Stated goal — Locate the word "this" in the material, then show every line that holds it.

%%

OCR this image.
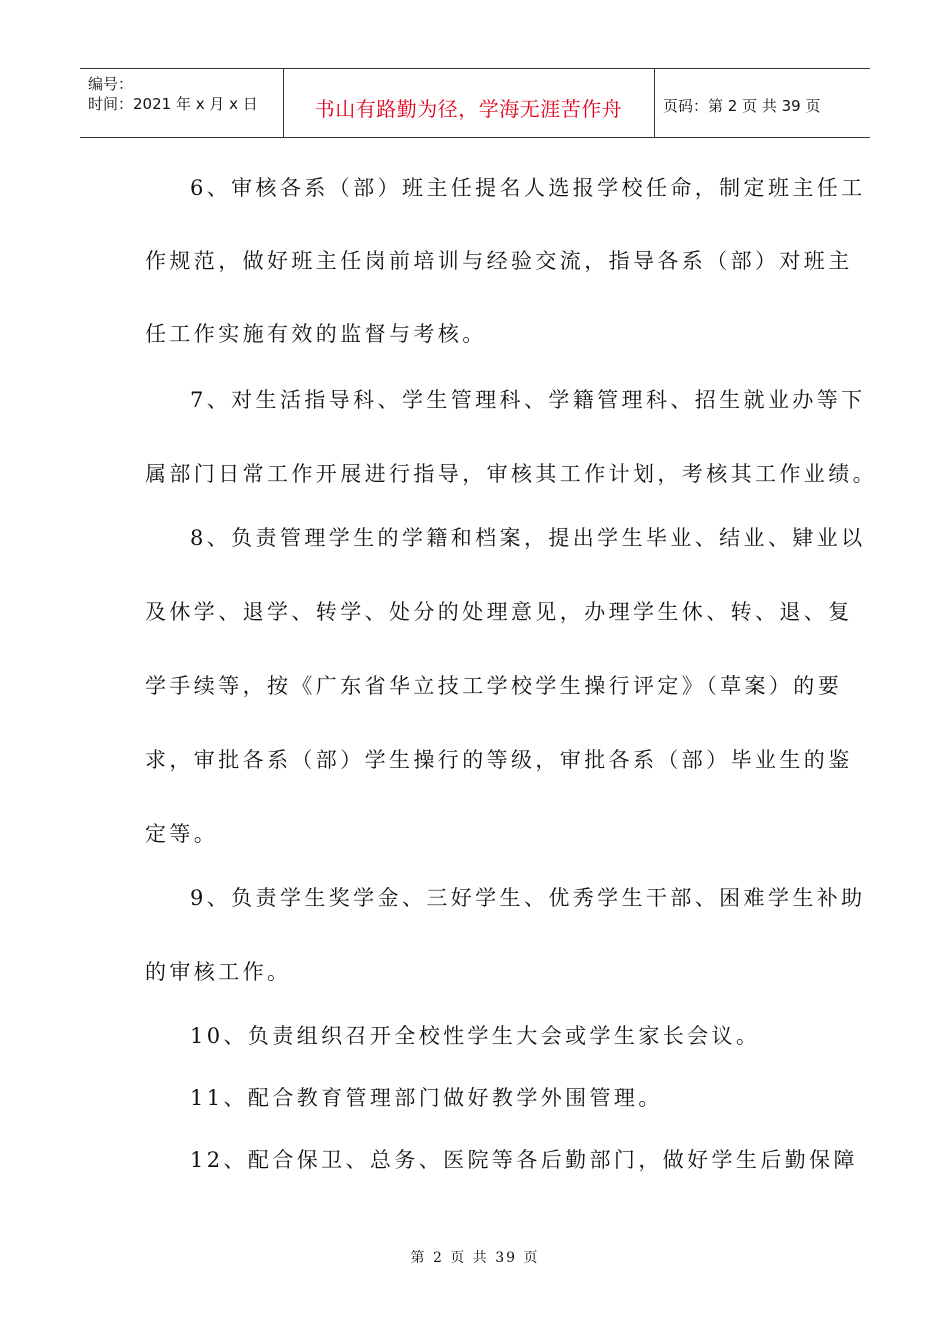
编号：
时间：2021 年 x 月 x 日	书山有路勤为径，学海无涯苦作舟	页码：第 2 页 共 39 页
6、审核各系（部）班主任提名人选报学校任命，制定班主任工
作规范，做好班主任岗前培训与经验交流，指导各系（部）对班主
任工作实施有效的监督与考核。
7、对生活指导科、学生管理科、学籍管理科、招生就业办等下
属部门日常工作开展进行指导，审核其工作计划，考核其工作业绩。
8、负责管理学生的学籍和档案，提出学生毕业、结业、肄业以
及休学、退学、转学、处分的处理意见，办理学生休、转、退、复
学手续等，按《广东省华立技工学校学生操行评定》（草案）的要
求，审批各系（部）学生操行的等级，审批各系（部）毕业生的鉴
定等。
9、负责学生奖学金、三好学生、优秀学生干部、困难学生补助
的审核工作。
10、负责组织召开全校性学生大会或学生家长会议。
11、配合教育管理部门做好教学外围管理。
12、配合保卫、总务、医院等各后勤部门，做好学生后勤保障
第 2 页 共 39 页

%%
%%

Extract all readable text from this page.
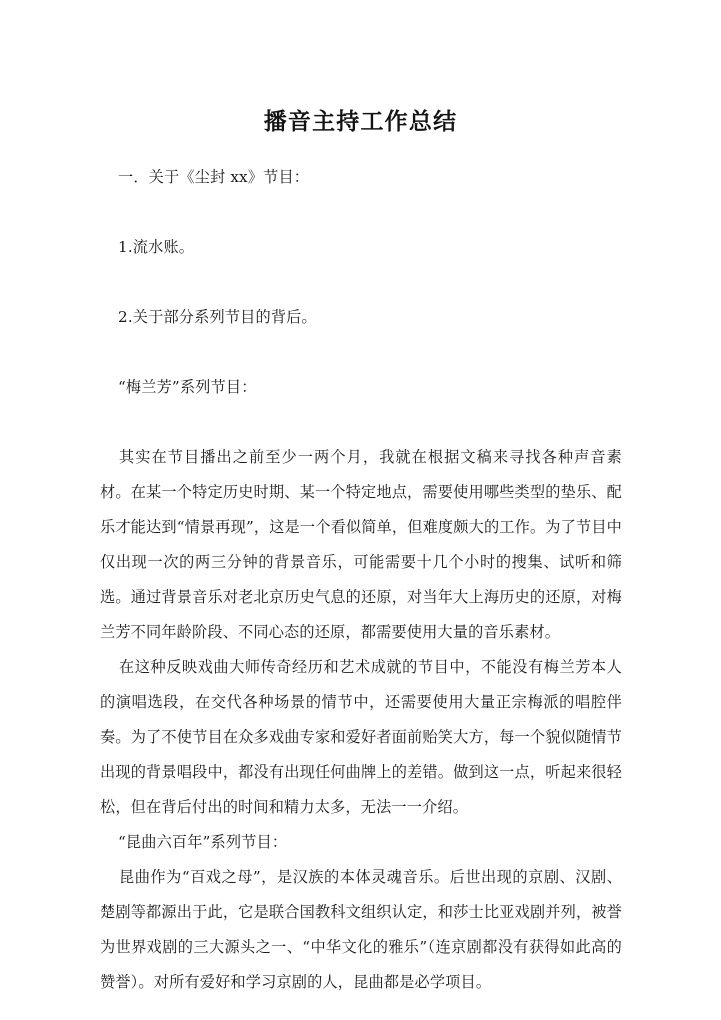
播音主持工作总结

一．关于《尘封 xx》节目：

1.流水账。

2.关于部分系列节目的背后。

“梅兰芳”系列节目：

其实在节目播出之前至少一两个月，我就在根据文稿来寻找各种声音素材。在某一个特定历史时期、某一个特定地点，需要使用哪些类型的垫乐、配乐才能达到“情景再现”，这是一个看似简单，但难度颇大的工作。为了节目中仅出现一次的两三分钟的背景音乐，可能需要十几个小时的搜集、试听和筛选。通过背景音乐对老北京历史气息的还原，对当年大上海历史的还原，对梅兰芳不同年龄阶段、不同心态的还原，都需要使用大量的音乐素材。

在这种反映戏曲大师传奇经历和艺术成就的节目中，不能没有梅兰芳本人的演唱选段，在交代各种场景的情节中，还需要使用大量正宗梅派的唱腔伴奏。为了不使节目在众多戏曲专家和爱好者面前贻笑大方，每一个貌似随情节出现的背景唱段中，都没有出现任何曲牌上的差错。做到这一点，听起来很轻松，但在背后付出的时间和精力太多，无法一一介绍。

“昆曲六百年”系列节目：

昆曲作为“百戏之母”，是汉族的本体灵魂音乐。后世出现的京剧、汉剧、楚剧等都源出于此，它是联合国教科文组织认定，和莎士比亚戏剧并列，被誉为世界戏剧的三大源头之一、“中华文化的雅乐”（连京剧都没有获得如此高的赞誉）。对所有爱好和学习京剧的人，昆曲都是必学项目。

%%

Task response —
OCR this image.
Extract all readable text from this page.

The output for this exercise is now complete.